§ Data excerpts:
══════════════════════════════

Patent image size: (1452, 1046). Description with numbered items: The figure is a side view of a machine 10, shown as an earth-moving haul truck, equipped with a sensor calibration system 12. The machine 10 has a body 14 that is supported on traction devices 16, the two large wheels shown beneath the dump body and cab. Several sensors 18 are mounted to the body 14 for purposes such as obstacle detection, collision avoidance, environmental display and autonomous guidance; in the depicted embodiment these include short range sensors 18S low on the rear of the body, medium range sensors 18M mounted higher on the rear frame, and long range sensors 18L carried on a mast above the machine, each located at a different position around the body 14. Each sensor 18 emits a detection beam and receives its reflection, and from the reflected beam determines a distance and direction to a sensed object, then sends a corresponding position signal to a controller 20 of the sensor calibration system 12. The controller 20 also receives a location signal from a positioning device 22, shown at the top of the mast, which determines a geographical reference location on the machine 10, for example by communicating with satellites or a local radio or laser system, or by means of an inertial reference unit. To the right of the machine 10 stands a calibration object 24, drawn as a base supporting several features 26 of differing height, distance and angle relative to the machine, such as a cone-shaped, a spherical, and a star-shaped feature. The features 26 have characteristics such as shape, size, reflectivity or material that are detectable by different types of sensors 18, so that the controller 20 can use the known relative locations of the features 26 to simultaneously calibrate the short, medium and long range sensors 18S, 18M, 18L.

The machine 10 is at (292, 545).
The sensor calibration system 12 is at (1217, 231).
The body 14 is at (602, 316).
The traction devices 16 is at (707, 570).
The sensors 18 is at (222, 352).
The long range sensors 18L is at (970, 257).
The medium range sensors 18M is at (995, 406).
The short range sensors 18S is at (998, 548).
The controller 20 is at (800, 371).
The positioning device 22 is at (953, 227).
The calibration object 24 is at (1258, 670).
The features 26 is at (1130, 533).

══════════════════════════════

§ The request: Rewrite the listing from its first line through the line containing "The positioning device 22 is at (953, 227)." as a JSON list of strings, with one string per line and blank lines omitted.

§ Exercise solution:
[
  "Patent image size: (1452, 1046). Description with numbered items: The figure is a side view of a machine 10, shown as an earth-moving haul truck, equipped with a sensor calibration system 12. The machine 10 has a body 14 that is supported on traction devices 16, the two large wheels shown beneath the dump body and cab. Several sensors 18 are mounted to the body 14 for purposes such as obstacle detection, collision avoidance, environmental display and autonomous guidance; in the depicted embodiment these include short range sensors 18S low on the rear of the body, medium range sensors 18M mounted higher on the rear frame, and long range sensors 18L carried on a mast above the machine, each located at a different position around the body 14. Each sensor 18 emits a detection beam and receives its reflection, and from the reflected beam determines a distance and direction to a sensed object, then sends a corresponding position signal to a controller 20 of the sensor calibration system 12. The controller 20 also receives a location signal from a positioning device 22, shown at the top of the mast, which determines a geographical reference location on the machine 10, for example by communicating with satellites or a local radio or laser system, or by means of an inertial reference unit. To the right of the machine 10 stands a calibration object 24, drawn as a base supporting several features 26 of differing height, distance and angle relative to the machine, such as a cone-shaped, a spherical, and a star-shaped feature. The features 26 have characteristics such as shape, size, reflectivity or material that are detectable by different types of sensors 18, so that the controller 20 can use the known relative locations of the features 26 to simultaneously calibrate the short, medium and long range sensors 18S, 18M, 18L.",
  "The machine 10 is at (292, 545).",
  "The sensor calibration system 12 is at (1217, 231).",
  "The body 14 is at (602, 316).",
  "The traction devices 16 is at (707, 570).",
  "The sensors 18 is at (222, 352).",
  "The long range sensors 18L is at (970, 257).",
  "The medium range sensors 18M is at (995, 406).",
  "The short range sensors 18S is at (998, 548).",
  "The controller 20 is at (800, 371).",
  "The positioning device 22 is at (953, 227)."
]